**Material for this task:**
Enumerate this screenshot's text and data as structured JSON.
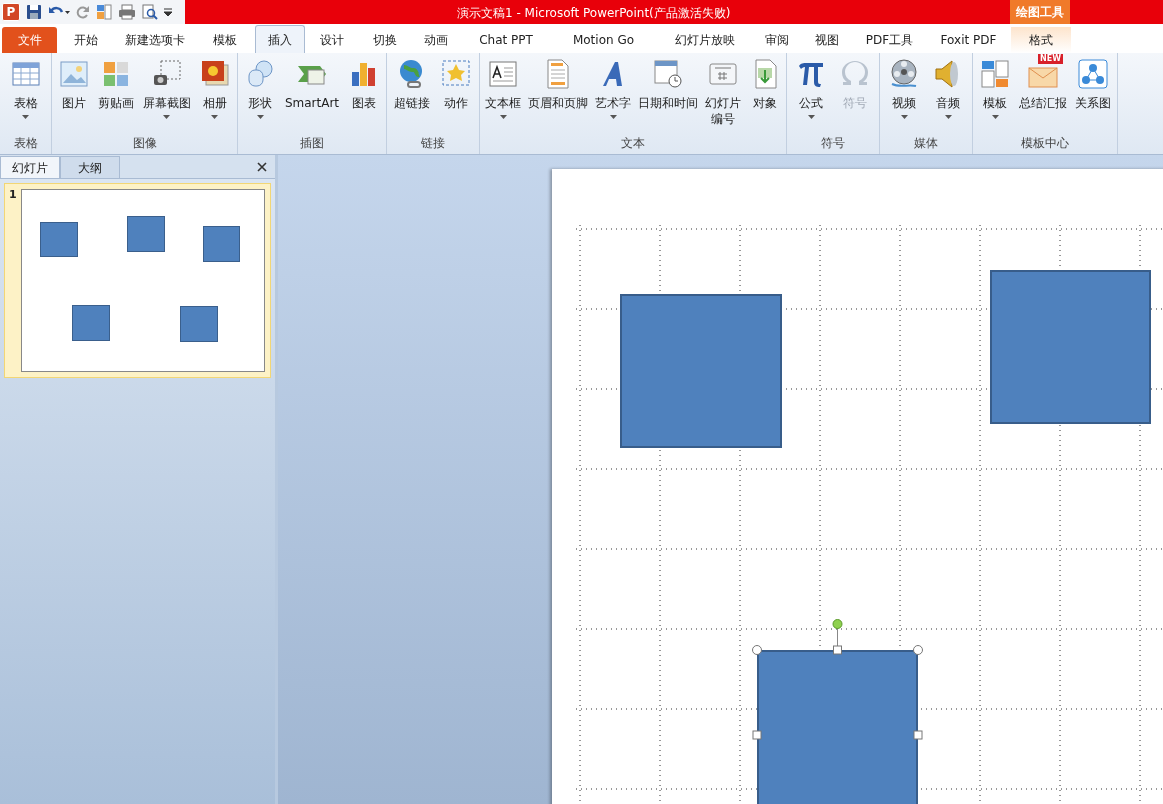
{
  "title_bar": {
    "logo": "P",
    "title": "演示文稿1 - Microsoft PowerPoint(产品激活失败)",
    "context_header": "绘图工具"
  },
  "tabs": [
    {
      "label": "文件",
      "kind": "file",
      "selected": false
    },
    {
      "label": "开始",
      "kind": "normal",
      "selected": false
    },
    {
      "label": "新建选项卡",
      "kind": "normal",
      "selected": false
    },
    {
      "label": "模板",
      "kind": "normal",
      "selected": false
    },
    {
      "label": "插入",
      "kind": "normal",
      "selected": true
    },
    {
      "label": "设计",
      "kind": "normal",
      "selected": false
    },
    {
      "label": "切换",
      "kind": "normal",
      "selected": false
    },
    {
      "label": "动画",
      "kind": "normal",
      "selected": false
    },
    {
      "label": "Chat PPT",
      "kind": "normal",
      "selected": false
    },
    {
      "label": "Motion Go",
      "kind": "normal",
      "selected": false
    },
    {
      "label": "幻灯片放映",
      "kind": "normal",
      "selected": false
    },
    {
      "label": "审阅",
      "kind": "normal",
      "selected": false
    },
    {
      "label": "视图",
      "kind": "normal",
      "selected": false
    },
    {
      "label": "PDF工具",
      "kind": "normal",
      "selected": false
    },
    {
      "label": "Foxit PDF",
      "kind": "normal",
      "selected": false
    },
    {
      "label": "格式",
      "kind": "context",
      "selected": false
    }
  ],
  "ribbon_groups": [
    {
      "label": "表格",
      "buttons": [
        {
          "label": "表格",
          "dropdown": true,
          "disabled": false
        }
      ]
    },
    {
      "label": "图像",
      "buttons": [
        {
          "label": "图片",
          "dropdown": false,
          "disabled": false
        },
        {
          "label": "剪贴画",
          "dropdown": false,
          "disabled": false
        },
        {
          "label": "屏幕截图",
          "dropdown": true,
          "disabled": false
        },
        {
          "label": "相册",
          "dropdown": true,
          "disabled": false
        }
      ]
    },
    {
      "label": "插图",
      "buttons": [
        {
          "label": "形状",
          "dropdown": true,
          "disabled": false
        },
        {
          "label": "SmartArt",
          "dropdown": false,
          "disabled": false
        },
        {
          "label": "图表",
          "dropdown": false,
          "disabled": false
        }
      ]
    },
    {
      "label": "链接",
      "buttons": [
        {
          "label": "超链接",
          "dropdown": false,
          "disabled": false
        },
        {
          "label": "动作",
          "dropdown": false,
          "disabled": false
        }
      ]
    },
    {
      "label": "文本",
      "buttons": [
        {
          "label": "文本框",
          "dropdown": true,
          "disabled": false
        },
        {
          "label": "页眉和页脚",
          "dropdown": false,
          "disabled": false
        },
        {
          "label": "艺术字",
          "dropdown": true,
          "disabled": false
        },
        {
          "label": "日期和时间",
          "dropdown": false,
          "disabled": false
        },
        {
          "label": "幻灯片编号",
          "dropdown": false,
          "disabled": false
        },
        {
          "label": "对象",
          "dropdown": false,
          "disabled": false
        }
      ]
    },
    {
      "label": "符号",
      "buttons": [
        {
          "label": "公式",
          "dropdown": true,
          "disabled": false
        },
        {
          "label": "符号",
          "dropdown": false,
          "disabled": true
        }
      ]
    },
    {
      "label": "媒体",
      "buttons": [
        {
          "label": "视频",
          "dropdown": true,
          "disabled": false
        },
        {
          "label": "音频",
          "dropdown": true,
          "disabled": false
        }
      ]
    },
    {
      "label": "模板中心",
      "buttons": [
        {
          "label": "模板",
          "dropdown": true,
          "disabled": false
        },
        {
          "label": "总结汇报",
          "dropdown": false,
          "disabled": false,
          "badge": "NEW"
        },
        {
          "label": "关系图",
          "dropdown": false,
          "disabled": false
        }
      ]
    }
  ],
  "slides_panel": {
    "tabs": [
      {
        "label": "幻灯片",
        "selected": true
      },
      {
        "label": "大纲",
        "selected": false
      }
    ],
    "slides": [
      {
        "number": "1",
        "selected": true
      }
    ]
  },
  "slide_shapes": [
    {
      "selected": false
    },
    {
      "selected": false
    },
    {
      "selected": true
    }
  ]
}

**What needs to be done:**
Ignore the images and quote every line of the listing exactly.

**Reply to the task:**
Enumerate this screenshot's text and data as structured JSON.
{
  "title_bar": {
    "logo": "P",
    "title": "演示文稿1 - Microsoft PowerPoint(产品激活失败)",
    "context_header": "绘图工具"
  },
  "tabs": [
    {
      "label": "文件",
      "kind": "file",
      "selected": false
    },
    {
      "label": "开始",
      "kind": "normal",
      "selected": false
    },
    {
      "label": "新建选项卡",
      "kind": "normal",
      "selected": false
    },
    {
      "label": "模板",
      "kind": "normal",
      "selected": false
    },
    {
      "label": "插入",
      "kind": "normal",
      "selected": true
    },
    {
      "label": "设计",
      "kind": "normal",
      "selected": false
    },
    {
      "label": "切换",
      "kind": "normal",
      "selected": false
    },
    {
      "label": "动画",
      "kind": "normal",
      "selected": false
    },
    {
      "label": "Chat PPT",
      "kind": "normal",
      "selected": false
    },
    {
      "label": "Motion Go",
      "kind": "normal",
      "selected": false
    },
    {
      "label": "幻灯片放映",
      "kind": "normal",
      "selected": false
    },
    {
      "label": "审阅",
      "kind": "normal",
      "selected": false
    },
    {
      "label": "视图",
      "kind": "normal",
      "selected": false
    },
    {
      "label": "PDF工具",
      "kind": "normal",
      "selected": false
    },
    {
      "label": "Foxit PDF",
      "kind": "normal",
      "selected": false
    },
    {
      "label": "格式",
      "kind": "context",
      "selected": false
    }
  ],
  "ribbon_groups": [
    {
      "label": "表格",
      "buttons": [
        {
          "label": "表格",
          "dropdown": true,
          "disabled": false
        }
      ]
    },
    {
      "label": "图像",
      "buttons": [
        {
          "label": "图片",
          "dropdown": false,
          "disabled": false
        },
        {
          "label": "剪贴画",
          "dropdown": false,
          "disabled": false
        },
        {
          "label": "屏幕截图",
          "dropdown": true,
          "disabled": false
        },
        {
          "label": "相册",
          "dropdown": true,
          "disabled": false
        }
      ]
    },
    {
      "label": "插图",
      "buttons": [
        {
          "label": "形状",
          "dropdown": true,
          "disabled": false
        },
        {
          "label": "SmartArt",
          "dropdown": false,
          "disabled": false
        },
        {
          "label": "图表",
          "dropdown": false,
          "disabled": false
        }
      ]
    },
    {
      "label": "链接",
      "buttons": [
        {
          "label": "超链接",
          "dropdown": false,
          "disabled": false
        },
        {
          "label": "动作",
          "dropdown": false,
          "disabled": false
        }
      ]
    },
    {
      "label": "文本",
      "buttons": [
        {
          "label": "文本框",
          "dropdown": true,
          "disabled": false
        },
        {
          "label": "页眉和页脚",
          "dropdown": false,
          "disabled": false
        },
        {
          "label": "艺术字",
          "dropdown": true,
          "disabled": false
        },
        {
          "label": "日期和时间",
          "dropdown": false,
          "disabled": false
        },
        {
          "label": "幻灯片编号",
          "dropdown": false,
          "disabled": false
        },
        {
          "label": "对象",
          "dropdown": false,
          "disabled": false
        }
      ]
    },
    {
      "label": "符号",
      "buttons": [
        {
          "label": "公式",
          "dropdown": true,
          "disabled": false
        },
        {
          "label": "符号",
          "dropdown": false,
          "disabled": true
        }
      ]
    },
    {
      "label": "媒体",
      "buttons": [
        {
          "label": "视频",
          "dropdown": true,
          "disabled": false
        },
        {
          "label": "音频",
          "dropdown": true,
          "disabled": false
        }
      ]
    },
    {
      "label": "模板中心",
      "buttons": [
        {
          "label": "模板",
          "dropdown": true,
          "disabled": false
        },
        {
          "label": "总结汇报",
          "dropdown": false,
          "disabled": false,
          "badge": "NEW"
        },
        {
          "label": "关系图",
          "dropdown": false,
          "disabled": false
        }
      ]
    }
  ],
  "slides_panel": {
    "tabs": [
      {
        "label": "幻灯片",
        "selected": true
      },
      {
        "label": "大纲",
        "selected": false
      }
    ],
    "slides": [
      {
        "number": "1",
        "selected": true
      }
    ]
  },
  "slide_shapes": [
    {
      "selected": false
    },
    {
      "selected": false
    },
    {
      "selected": true
    }
  ]
}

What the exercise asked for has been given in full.